> WHAT YOU SHOULD DO: Make an exact copy of all the material below, apart from the pictures.

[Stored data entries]
**********

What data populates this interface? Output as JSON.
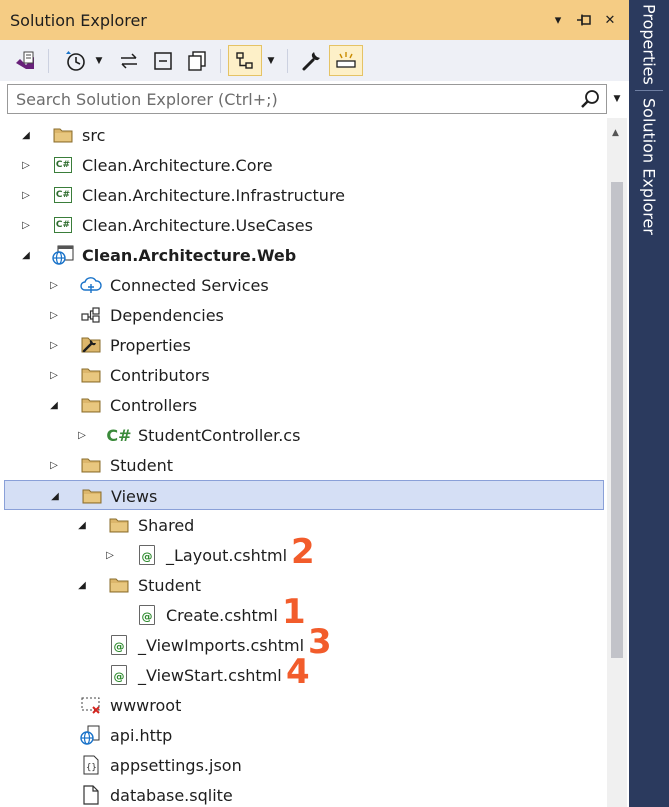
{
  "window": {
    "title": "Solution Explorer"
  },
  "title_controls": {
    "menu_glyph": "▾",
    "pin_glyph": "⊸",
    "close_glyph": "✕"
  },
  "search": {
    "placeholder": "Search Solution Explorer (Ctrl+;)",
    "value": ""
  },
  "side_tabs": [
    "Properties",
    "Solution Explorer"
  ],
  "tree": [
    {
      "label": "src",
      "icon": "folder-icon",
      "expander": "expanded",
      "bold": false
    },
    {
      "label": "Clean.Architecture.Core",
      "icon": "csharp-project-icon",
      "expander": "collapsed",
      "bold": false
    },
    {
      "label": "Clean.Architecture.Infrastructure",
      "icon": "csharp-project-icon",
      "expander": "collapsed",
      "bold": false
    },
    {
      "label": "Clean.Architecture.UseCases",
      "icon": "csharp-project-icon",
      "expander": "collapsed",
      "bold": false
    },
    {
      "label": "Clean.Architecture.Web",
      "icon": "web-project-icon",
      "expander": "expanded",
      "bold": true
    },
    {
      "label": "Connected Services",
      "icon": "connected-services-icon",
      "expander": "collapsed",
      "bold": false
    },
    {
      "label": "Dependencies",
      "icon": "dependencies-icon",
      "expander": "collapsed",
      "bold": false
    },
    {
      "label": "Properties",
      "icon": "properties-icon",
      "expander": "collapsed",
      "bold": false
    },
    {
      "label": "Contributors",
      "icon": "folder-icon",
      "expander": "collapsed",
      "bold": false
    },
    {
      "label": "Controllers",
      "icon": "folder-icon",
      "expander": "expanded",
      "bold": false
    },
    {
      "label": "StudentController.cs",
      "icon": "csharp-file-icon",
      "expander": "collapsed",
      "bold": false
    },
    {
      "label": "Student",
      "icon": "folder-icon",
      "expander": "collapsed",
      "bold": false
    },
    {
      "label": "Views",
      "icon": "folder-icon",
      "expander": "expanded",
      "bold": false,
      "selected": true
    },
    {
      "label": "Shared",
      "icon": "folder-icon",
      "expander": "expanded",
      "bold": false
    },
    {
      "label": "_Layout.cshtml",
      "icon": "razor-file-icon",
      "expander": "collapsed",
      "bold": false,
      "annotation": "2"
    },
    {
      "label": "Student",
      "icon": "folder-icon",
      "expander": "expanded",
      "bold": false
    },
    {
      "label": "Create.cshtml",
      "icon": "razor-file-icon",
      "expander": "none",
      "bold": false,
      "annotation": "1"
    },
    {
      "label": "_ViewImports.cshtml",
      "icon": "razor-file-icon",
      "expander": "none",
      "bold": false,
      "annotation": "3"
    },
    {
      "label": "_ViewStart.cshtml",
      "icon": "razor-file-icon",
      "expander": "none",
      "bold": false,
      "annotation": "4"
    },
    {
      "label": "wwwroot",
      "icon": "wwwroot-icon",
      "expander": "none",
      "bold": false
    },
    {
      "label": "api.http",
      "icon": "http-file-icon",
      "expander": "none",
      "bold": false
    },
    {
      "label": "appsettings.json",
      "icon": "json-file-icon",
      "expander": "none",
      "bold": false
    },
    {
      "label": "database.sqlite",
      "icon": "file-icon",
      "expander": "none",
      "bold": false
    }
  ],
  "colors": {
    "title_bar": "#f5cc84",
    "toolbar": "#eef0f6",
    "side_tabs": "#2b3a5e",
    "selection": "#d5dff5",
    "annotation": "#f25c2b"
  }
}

**********

> EXERCISE ANSWER:
What data populates this interface? Output as JSON.
{
  "window": {
    "title": "Solution Explorer"
  },
  "title_controls": {
    "menu_glyph": "▾",
    "pin_glyph": "⊸",
    "close_glyph": "✕"
  },
  "search": {
    "placeholder": "Search Solution Explorer (Ctrl+;)",
    "value": ""
  },
  "side_tabs": [
    "Properties",
    "Solution Explorer"
  ],
  "tree": [
    {
      "label": "src",
      "icon": "folder-icon",
      "expander": "expanded",
      "bold": false
    },
    {
      "label": "Clean.Architecture.Core",
      "icon": "csharp-project-icon",
      "expander": "collapsed",
      "bold": false
    },
    {
      "label": "Clean.Architecture.Infrastructure",
      "icon": "csharp-project-icon",
      "expander": "collapsed",
      "bold": false
    },
    {
      "label": "Clean.Architecture.UseCases",
      "icon": "csharp-project-icon",
      "expander": "collapsed",
      "bold": false
    },
    {
      "label": "Clean.Architecture.Web",
      "icon": "web-project-icon",
      "expander": "expanded",
      "bold": true
    },
    {
      "label": "Connected Services",
      "icon": "connected-services-icon",
      "expander": "collapsed",
      "bold": false
    },
    {
      "label": "Dependencies",
      "icon": "dependencies-icon",
      "expander": "collapsed",
      "bold": false
    },
    {
      "label": "Properties",
      "icon": "properties-icon",
      "expander": "collapsed",
      "bold": false
    },
    {
      "label": "Contributors",
      "icon": "folder-icon",
      "expander": "collapsed",
      "bold": false
    },
    {
      "label": "Controllers",
      "icon": "folder-icon",
      "expander": "expanded",
      "bold": false
    },
    {
      "label": "StudentController.cs",
      "icon": "csharp-file-icon",
      "expander": "collapsed",
      "bold": false
    },
    {
      "label": "Student",
      "icon": "folder-icon",
      "expander": "collapsed",
      "bold": false
    },
    {
      "label": "Views",
      "icon": "folder-icon",
      "expander": "expanded",
      "bold": false,
      "selected": true
    },
    {
      "label": "Shared",
      "icon": "folder-icon",
      "expander": "expanded",
      "bold": false
    },
    {
      "label": "_Layout.cshtml",
      "icon": "razor-file-icon",
      "expander": "collapsed",
      "bold": false,
      "annotation": "2"
    },
    {
      "label": "Student",
      "icon": "folder-icon",
      "expander": "expanded",
      "bold": false
    },
    {
      "label": "Create.cshtml",
      "icon": "razor-file-icon",
      "expander": "none",
      "bold": false,
      "annotation": "1"
    },
    {
      "label": "_ViewImports.cshtml",
      "icon": "razor-file-icon",
      "expander": "none",
      "bold": false,
      "annotation": "3"
    },
    {
      "label": "_ViewStart.cshtml",
      "icon": "razor-file-icon",
      "expander": "none",
      "bold": false,
      "annotation": "4"
    },
    {
      "label": "wwwroot",
      "icon": "wwwroot-icon",
      "expander": "none",
      "bold": false
    },
    {
      "label": "api.http",
      "icon": "http-file-icon",
      "expander": "none",
      "bold": false
    },
    {
      "label": "appsettings.json",
      "icon": "json-file-icon",
      "expander": "none",
      "bold": false
    },
    {
      "label": "database.sqlite",
      "icon": "file-icon",
      "expander": "none",
      "bold": false
    }
  ],
  "colors": {
    "title_bar": "#f5cc84",
    "toolbar": "#eef0f6",
    "side_tabs": "#2b3a5e",
    "selection": "#d5dff5",
    "annotation": "#f25c2b"
  }
}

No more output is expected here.